Saved data entries:
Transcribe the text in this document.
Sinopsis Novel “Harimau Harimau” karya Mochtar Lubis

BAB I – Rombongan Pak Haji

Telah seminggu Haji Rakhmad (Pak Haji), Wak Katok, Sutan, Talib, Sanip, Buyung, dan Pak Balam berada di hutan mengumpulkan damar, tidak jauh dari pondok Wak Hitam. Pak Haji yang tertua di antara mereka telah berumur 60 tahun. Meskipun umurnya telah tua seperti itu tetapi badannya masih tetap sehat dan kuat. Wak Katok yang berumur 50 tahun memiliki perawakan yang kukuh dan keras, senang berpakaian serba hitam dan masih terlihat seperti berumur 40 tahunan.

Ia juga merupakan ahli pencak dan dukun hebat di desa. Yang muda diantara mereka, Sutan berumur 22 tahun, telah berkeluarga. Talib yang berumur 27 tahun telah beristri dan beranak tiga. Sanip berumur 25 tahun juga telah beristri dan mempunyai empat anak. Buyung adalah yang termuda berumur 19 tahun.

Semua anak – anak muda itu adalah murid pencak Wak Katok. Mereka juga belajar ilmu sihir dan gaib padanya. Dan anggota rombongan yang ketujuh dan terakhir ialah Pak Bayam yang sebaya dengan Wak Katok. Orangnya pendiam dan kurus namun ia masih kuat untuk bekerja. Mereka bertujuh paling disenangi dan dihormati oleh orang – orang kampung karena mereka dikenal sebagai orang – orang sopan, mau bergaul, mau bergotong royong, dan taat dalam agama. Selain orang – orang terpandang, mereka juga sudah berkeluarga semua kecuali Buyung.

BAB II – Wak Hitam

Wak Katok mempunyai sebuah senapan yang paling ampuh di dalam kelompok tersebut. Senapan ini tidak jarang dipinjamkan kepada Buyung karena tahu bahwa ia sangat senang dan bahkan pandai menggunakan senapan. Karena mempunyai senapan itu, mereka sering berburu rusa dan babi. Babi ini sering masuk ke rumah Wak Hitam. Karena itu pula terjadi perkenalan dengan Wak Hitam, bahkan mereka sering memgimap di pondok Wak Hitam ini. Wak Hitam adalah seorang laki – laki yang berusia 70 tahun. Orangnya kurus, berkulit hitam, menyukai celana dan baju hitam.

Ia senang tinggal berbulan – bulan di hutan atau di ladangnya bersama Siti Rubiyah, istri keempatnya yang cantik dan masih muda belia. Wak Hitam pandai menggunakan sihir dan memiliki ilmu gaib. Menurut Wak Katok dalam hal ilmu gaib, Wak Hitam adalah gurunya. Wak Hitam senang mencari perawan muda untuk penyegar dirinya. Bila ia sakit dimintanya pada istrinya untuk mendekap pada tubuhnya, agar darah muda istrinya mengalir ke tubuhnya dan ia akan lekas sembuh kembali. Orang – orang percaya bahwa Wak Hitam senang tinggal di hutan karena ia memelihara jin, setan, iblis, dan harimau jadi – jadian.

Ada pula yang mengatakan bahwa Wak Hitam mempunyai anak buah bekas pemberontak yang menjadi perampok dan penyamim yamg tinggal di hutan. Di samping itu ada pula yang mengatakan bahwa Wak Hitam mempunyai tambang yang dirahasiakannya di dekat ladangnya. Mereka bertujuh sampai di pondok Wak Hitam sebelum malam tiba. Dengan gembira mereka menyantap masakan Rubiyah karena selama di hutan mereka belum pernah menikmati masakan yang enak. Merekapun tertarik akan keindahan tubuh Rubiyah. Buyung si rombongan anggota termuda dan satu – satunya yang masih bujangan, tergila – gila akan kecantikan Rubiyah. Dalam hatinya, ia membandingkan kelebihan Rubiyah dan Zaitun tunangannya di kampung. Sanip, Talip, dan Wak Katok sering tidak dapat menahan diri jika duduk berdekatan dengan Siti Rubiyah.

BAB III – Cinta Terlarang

Exercise description:
How many lines in the data contain the string "Haji"? Respond with the number only.

Problem solution:
2